WORK INSTRUCTIONS.
Present the data once more in exactly its original form.

======

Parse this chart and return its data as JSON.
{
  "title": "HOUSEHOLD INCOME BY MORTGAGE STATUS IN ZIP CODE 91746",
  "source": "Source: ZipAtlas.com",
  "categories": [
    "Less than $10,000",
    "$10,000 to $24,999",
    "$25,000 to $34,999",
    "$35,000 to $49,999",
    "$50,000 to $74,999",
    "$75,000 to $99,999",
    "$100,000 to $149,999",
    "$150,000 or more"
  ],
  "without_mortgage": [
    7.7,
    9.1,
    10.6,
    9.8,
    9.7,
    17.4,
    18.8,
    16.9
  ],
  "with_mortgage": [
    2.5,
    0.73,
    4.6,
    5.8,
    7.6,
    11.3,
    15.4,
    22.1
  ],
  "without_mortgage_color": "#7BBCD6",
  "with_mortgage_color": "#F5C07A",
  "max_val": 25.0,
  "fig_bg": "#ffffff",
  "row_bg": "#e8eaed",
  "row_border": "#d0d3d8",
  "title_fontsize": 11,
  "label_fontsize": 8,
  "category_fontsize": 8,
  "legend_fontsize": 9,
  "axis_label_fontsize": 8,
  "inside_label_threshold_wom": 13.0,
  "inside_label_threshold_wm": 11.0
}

======

ANSWER FOR THIS EXERCISE.
Parse this chart and return its data as JSON.
{
  "title": "HOUSEHOLD INCOME BY MORTGAGE STATUS IN ZIP CODE 91746",
  "source": "Source: ZipAtlas.com",
  "categories": [
    "Less than $10,000",
    "$10,000 to $24,999",
    "$25,000 to $34,999",
    "$35,000 to $49,999",
    "$50,000 to $74,999",
    "$75,000 to $99,999",
    "$100,000 to $149,999",
    "$150,000 or more"
  ],
  "without_mortgage": [
    7.7,
    9.1,
    10.6,
    9.8,
    9.7,
    17.4,
    18.8,
    16.9
  ],
  "with_mortgage": [
    2.5,
    0.73,
    4.6,
    5.8,
    7.6,
    11.3,
    15.4,
    22.1
  ],
  "without_mortgage_color": "#7BBCD6",
  "with_mortgage_color": "#F5C07A",
  "max_val": 25.0,
  "fig_bg": "#ffffff",
  "row_bg": "#e8eaed",
  "row_border": "#d0d3d8",
  "title_fontsize": 11,
  "label_fontsize": 8,
  "category_fontsize": 8,
  "legend_fontsize": 9,
  "axis_label_fontsize": 8,
  "inside_label_threshold_wom": 13.0,
  "inside_label_threshold_wm": 11.0
}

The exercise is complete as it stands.